┌─ Dataset excerpts

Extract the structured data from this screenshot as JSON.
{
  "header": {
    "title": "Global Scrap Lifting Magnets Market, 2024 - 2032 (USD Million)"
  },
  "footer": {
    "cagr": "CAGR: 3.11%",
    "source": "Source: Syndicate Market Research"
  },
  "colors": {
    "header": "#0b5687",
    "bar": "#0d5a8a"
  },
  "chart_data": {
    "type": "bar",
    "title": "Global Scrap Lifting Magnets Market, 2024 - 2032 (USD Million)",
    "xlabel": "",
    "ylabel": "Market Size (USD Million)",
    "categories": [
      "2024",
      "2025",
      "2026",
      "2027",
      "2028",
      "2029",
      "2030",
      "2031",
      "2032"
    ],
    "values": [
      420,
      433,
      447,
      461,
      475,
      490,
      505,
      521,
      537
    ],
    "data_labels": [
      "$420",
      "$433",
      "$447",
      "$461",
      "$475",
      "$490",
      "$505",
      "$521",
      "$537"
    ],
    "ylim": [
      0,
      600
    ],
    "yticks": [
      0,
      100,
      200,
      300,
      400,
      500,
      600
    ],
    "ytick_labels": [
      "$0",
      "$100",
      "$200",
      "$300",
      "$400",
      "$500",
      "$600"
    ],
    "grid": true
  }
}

└─
┌─ Dataset excerpts

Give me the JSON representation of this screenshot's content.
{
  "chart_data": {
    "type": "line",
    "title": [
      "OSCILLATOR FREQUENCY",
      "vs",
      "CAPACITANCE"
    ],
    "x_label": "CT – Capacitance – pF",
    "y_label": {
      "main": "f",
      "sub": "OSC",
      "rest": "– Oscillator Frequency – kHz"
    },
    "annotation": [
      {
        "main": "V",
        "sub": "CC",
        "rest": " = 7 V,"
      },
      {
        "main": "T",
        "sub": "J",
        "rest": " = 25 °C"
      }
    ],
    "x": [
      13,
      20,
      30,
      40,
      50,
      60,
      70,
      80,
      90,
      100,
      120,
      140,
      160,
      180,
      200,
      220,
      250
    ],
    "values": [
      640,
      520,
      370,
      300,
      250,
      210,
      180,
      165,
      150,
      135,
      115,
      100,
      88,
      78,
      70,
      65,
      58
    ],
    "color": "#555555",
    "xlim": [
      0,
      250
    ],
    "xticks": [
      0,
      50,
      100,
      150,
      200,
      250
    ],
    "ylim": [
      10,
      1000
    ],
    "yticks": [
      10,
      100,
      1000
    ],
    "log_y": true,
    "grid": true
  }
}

└─
┌─ Dataset excerpts

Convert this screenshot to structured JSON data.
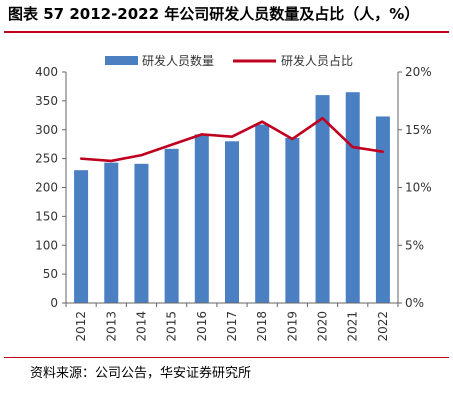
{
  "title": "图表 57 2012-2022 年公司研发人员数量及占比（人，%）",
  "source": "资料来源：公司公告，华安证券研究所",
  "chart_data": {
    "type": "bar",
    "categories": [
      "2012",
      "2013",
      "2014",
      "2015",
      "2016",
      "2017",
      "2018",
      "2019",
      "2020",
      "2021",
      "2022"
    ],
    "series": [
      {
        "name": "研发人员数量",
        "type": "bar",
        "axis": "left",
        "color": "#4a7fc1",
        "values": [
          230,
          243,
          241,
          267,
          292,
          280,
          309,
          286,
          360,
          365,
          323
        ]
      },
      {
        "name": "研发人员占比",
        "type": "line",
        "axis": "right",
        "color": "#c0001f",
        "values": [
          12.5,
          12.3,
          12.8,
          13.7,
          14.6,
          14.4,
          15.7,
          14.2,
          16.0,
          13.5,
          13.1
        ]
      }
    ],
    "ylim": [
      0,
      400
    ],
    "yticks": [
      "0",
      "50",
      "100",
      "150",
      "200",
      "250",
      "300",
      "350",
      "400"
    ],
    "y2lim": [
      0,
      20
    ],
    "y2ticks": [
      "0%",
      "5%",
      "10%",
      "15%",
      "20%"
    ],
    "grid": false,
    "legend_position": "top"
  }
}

└─

## Your goal
Work out how many lines of the data above hold the word "screenshot", and write only the count.

## Reply to the task
3